Aim of the exercise
Switch "UI elements" to "interface elements" throughout the material below, and write all of its lines again unchanged otherwise. Leave the pictures out.

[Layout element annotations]

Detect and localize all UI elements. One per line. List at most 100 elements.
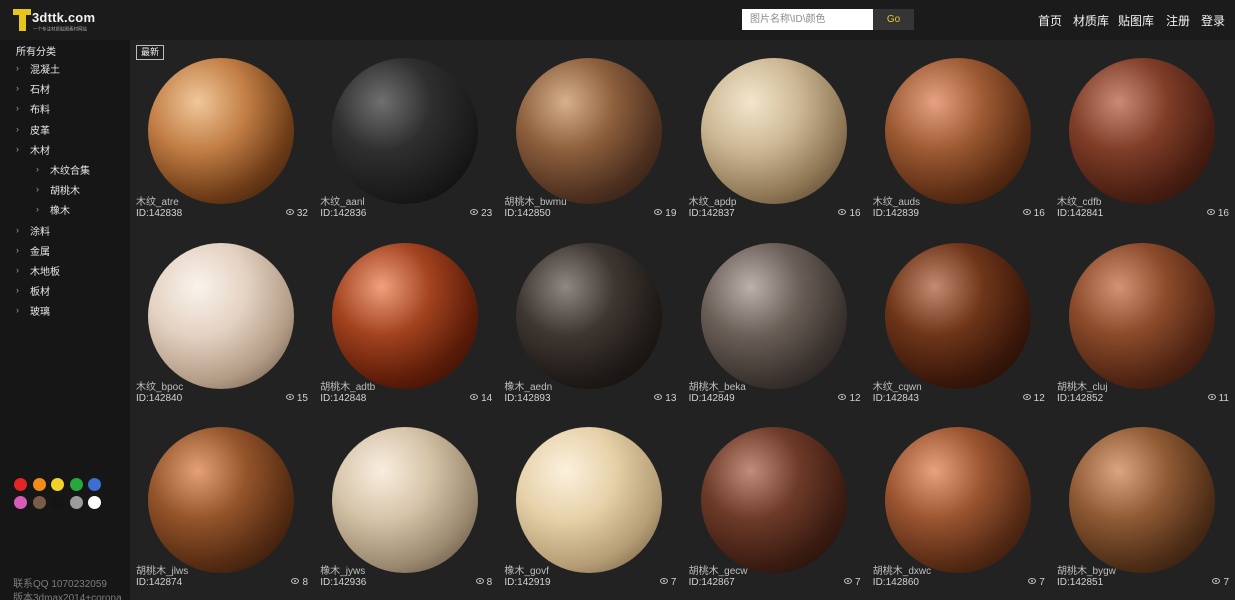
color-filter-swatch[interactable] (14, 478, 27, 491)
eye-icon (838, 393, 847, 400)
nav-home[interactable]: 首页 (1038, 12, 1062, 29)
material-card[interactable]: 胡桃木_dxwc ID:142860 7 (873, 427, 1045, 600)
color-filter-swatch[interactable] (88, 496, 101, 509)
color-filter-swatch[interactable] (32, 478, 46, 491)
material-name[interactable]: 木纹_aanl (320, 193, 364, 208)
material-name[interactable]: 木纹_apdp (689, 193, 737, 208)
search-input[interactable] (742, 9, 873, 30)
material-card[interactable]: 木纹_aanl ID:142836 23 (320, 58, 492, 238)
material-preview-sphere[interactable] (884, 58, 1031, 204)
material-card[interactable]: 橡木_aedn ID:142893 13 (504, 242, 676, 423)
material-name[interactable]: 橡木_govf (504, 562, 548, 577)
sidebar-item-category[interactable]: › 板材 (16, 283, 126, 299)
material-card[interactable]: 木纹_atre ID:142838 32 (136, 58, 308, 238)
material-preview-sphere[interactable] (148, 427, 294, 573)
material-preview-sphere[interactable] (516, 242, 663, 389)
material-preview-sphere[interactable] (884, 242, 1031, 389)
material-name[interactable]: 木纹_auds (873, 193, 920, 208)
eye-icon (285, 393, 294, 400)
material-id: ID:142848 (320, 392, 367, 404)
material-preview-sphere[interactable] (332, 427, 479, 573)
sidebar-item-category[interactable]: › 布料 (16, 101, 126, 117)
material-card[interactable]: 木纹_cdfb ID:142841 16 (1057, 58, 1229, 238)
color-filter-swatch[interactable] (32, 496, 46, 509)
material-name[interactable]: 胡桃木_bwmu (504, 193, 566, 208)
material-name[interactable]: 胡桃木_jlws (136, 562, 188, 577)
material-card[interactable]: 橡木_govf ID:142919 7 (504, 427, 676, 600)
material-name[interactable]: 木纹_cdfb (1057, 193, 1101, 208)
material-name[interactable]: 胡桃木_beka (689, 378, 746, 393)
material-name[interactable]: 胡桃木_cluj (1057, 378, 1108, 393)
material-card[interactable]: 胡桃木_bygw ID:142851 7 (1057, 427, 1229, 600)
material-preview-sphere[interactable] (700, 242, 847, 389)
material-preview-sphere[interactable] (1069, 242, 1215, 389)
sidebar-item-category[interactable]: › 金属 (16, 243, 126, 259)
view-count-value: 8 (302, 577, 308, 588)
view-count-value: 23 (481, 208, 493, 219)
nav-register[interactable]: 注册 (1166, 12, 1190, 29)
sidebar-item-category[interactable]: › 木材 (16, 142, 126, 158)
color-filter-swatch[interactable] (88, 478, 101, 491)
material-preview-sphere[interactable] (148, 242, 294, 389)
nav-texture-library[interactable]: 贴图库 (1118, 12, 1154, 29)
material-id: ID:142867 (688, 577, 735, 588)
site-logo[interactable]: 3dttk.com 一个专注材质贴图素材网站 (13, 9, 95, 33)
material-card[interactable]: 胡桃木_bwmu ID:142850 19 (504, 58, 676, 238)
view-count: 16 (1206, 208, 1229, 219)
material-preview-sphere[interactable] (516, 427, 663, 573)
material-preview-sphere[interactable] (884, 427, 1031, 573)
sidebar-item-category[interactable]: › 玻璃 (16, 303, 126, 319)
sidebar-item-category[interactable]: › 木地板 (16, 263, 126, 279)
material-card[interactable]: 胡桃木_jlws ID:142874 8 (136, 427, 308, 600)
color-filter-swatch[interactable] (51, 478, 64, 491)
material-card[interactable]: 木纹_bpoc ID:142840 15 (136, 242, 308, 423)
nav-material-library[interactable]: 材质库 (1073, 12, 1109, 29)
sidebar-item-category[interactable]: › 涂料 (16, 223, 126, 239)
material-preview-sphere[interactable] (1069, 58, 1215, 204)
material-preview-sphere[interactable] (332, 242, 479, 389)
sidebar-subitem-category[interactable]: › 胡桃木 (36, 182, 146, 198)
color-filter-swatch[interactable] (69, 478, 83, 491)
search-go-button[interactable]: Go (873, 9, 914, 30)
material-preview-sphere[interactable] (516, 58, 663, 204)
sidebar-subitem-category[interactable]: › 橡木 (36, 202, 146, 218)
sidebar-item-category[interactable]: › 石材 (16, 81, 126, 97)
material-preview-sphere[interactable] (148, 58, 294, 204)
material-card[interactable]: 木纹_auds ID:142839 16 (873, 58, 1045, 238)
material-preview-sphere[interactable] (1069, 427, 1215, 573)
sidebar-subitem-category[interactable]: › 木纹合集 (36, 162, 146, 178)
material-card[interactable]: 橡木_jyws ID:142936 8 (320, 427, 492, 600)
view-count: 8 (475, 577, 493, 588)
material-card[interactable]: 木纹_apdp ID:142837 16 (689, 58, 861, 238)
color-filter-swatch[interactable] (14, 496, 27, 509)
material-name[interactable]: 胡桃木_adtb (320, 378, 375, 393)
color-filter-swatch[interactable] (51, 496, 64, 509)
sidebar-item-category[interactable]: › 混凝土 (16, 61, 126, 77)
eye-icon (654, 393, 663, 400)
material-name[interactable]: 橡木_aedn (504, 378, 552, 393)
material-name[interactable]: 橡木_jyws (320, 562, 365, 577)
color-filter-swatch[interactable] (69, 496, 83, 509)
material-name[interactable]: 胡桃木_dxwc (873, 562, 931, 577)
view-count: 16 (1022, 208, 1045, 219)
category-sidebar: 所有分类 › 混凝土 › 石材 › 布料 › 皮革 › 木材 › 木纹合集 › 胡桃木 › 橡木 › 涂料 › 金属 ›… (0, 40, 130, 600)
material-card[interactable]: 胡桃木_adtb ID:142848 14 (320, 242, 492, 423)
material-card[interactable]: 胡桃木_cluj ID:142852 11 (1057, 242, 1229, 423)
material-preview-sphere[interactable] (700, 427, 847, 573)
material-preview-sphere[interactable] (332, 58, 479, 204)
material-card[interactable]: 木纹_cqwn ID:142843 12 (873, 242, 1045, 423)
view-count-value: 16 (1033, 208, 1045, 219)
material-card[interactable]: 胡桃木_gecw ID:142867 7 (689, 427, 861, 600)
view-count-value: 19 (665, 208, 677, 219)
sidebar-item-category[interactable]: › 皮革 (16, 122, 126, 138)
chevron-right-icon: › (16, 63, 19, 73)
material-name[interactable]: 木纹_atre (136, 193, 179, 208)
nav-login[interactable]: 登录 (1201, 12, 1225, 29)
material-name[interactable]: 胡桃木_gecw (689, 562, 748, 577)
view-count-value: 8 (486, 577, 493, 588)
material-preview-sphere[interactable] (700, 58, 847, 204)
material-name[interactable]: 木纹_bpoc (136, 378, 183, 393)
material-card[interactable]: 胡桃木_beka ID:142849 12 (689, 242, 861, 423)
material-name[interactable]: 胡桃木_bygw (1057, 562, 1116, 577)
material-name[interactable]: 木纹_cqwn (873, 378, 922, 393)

Result of the exercise
Detect and localize all interface elements. One per line. List at most 100 elements.
color-filter-swatch[interactable] (14, 478, 27, 491)
eye-icon (838, 393, 847, 400)
nav-home[interactable]: 首页 (1038, 12, 1062, 29)
material-card[interactable]: 胡桃木_dxwc ID:142860 7 (873, 427, 1045, 600)
color-filter-swatch[interactable] (88, 496, 101, 509)
color-filter-swatch[interactable] (32, 478, 46, 491)
material-name[interactable]: 木纹_aanl (320, 193, 364, 208)
material-name[interactable]: 木纹_apdp (689, 193, 737, 208)
search-input[interactable] (742, 9, 873, 30)
material-card[interactable]: 木纹_aanl ID:142836 23 (320, 58, 492, 238)
material-preview-sphere[interactable] (884, 58, 1031, 204)
material-card[interactable]: 橡木_aedn ID:142893 13 (504, 242, 676, 423)
material-name[interactable]: 橡木_govf (504, 562, 548, 577)
sidebar-item-category[interactable]: › 板材 (16, 283, 126, 299)
material-card[interactable]: 木纹_atre ID:142838 32 (136, 58, 308, 238)
material-preview-sphere[interactable] (148, 427, 294, 573)
material-preview-sphere[interactable] (516, 242, 663, 389)
material-preview-sphere[interactable] (884, 242, 1031, 389)
material-name[interactable]: 木纹_auds (873, 193, 920, 208)
eye-icon (285, 393, 294, 400)
material-id: ID:142848 (320, 392, 367, 404)
material-preview-sphere[interactable] (332, 427, 479, 573)
sidebar-item-category[interactable]: › 布料 (16, 101, 126, 117)
material-card[interactable]: 木纹_cdfb ID:142841 16 (1057, 58, 1229, 238)
color-filter-swatch[interactable] (32, 496, 46, 509)
material-name[interactable]: 胡桃木_bwmu (504, 193, 566, 208)
material-name[interactable]: 胡桃木_jlws (136, 562, 188, 577)
material-card[interactable]: 橡木_govf ID:142919 7 (504, 427, 676, 600)
material-name[interactable]: 木纹_cdfb (1057, 193, 1101, 208)
material-name[interactable]: 胡桃木_beka (689, 378, 746, 393)
material-name[interactable]: 胡桃木_cluj (1057, 378, 1108, 393)
material-card[interactable]: 胡桃木_bygw ID:142851 7 (1057, 427, 1229, 600)
material-preview-sphere[interactable] (700, 242, 847, 389)
material-preview-sphere[interactable] (1069, 242, 1215, 389)
sidebar-item-category[interactable]: › 金属 (16, 243, 126, 259)
view-count-value: 8 (302, 577, 308, 588)
view-count-value: 23 (481, 208, 493, 219)
nav-register[interactable]: 注册 (1166, 12, 1190, 29)
sidebar-item-category[interactable]: › 木材 (16, 142, 126, 158)
color-filter-swatch[interactable] (88, 478, 101, 491)
material-preview-sphere[interactable] (148, 242, 294, 389)
nav-texture-library[interactable]: 贴图库 (1118, 12, 1154, 29)
material-id: ID:142867 (688, 577, 735, 588)
site-logo[interactable]: 3dttk.com 一个专注材质贴图素材网站 (13, 9, 95, 33)
material-card[interactable]: 胡桃木_bwmu ID:142850 19 (504, 58, 676, 238)
view-count: 16 (1206, 208, 1229, 219)
material-preview-sphere[interactable] (516, 427, 663, 573)
material-preview-sphere[interactable] (884, 427, 1031, 573)
sidebar-item-category[interactable]: › 玻璃 (16, 303, 126, 319)
sidebar-item-category[interactable]: › 木地板 (16, 263, 126, 279)
material-card[interactable]: 胡桃木_jlws ID:142874 8 (136, 427, 308, 600)
color-filter-swatch[interactable] (51, 478, 64, 491)
material-card[interactable]: 木纹_bpoc ID:142840 15 (136, 242, 308, 423)
nav-material-library[interactable]: 材质库 (1073, 12, 1109, 29)
sidebar-item-category[interactable]: › 涂料 (16, 223, 126, 239)
material-preview-sphere[interactable] (1069, 58, 1215, 204)
material-preview-sphere[interactable] (332, 242, 479, 389)
sidebar-subitem-category[interactable]: › 胡桃木 (36, 182, 146, 198)
color-filter-swatch[interactable] (69, 478, 83, 491)
search-go-button[interactable]: Go (873, 9, 914, 30)
material-preview-sphere[interactable] (516, 58, 663, 204)
sidebar-subitem-category[interactable]: › 橡木 (36, 202, 146, 218)
sidebar-item-category[interactable]: › 石材 (16, 81, 126, 97)
material-preview-sphere[interactable] (148, 58, 294, 204)
material-card[interactable]: 木纹_auds ID:142839 16 (873, 58, 1045, 238)
material-preview-sphere[interactable] (1069, 427, 1215, 573)
sidebar-subitem-category[interactable]: › 木纹合集 (36, 162, 146, 178)
material-card[interactable]: 橡木_jyws ID:142936 8 (320, 427, 492, 600)
view-count: 8 (475, 577, 493, 588)
material-card[interactable]: 木纹_apdp ID:142837 16 (689, 58, 861, 238)
color-filter-swatch[interactable] (14, 496, 27, 509)
material-name[interactable]: 胡桃木_adtb (320, 378, 375, 393)
color-filter-swatch[interactable] (51, 496, 64, 509)
sidebar-item-category[interactable]: › 混凝土 (16, 61, 126, 77)
eye-icon (654, 393, 663, 400)
material-name[interactable]: 橡木_aedn (504, 378, 552, 393)
material-name[interactable]: 橡木_jyws (320, 562, 365, 577)
color-filter-swatch[interactable] (69, 496, 83, 509)
material-name[interactable]: 胡桃木_dxwc (873, 562, 931, 577)
view-count: 16 (1022, 208, 1045, 219)
category-sidebar: 所有分类 › 混凝土 › 石材 › 布料 › 皮革 › 木材 › 木纹合集 › 胡桃木 › 橡木 › 涂料 › 金属 ›… (0, 40, 130, 600)
material-card[interactable]: 胡桃木_adtb ID:142848 14 (320, 242, 492, 423)
material-card[interactable]: 胡桃木_cluj ID:142852 11 (1057, 242, 1229, 423)
material-preview-sphere[interactable] (700, 427, 847, 573)
material-preview-sphere[interactable] (332, 58, 479, 204)
material-card[interactable]: 木纹_cqwn ID:142843 12 (873, 242, 1045, 423)
view-count-value: 16 (1033, 208, 1045, 219)
material-card[interactable]: 胡桃木_gecw ID:142867 7 (689, 427, 861, 600)
view-count-value: 19 (665, 208, 677, 219)
sidebar-item-category[interactable]: › 皮革 (16, 122, 126, 138)
chevron-right-icon: › (16, 63, 19, 73)
material-name[interactable]: 木纹_atre (136, 193, 179, 208)
nav-login[interactable]: 登录 (1201, 12, 1225, 29)
material-name[interactable]: 胡桃木_gecw (689, 562, 748, 577)
view-count-value: 8 (486, 577, 493, 588)
material-preview-sphere[interactable] (700, 58, 847, 204)
material-name[interactable]: 木纹_bpoc (136, 378, 183, 393)
material-card[interactable]: 胡桃木_beka ID:142849 12 (689, 242, 861, 423)
material-name[interactable]: 胡桃木_bygw (1057, 562, 1116, 577)
material-name[interactable]: 木纹_cqwn (873, 378, 922, 393)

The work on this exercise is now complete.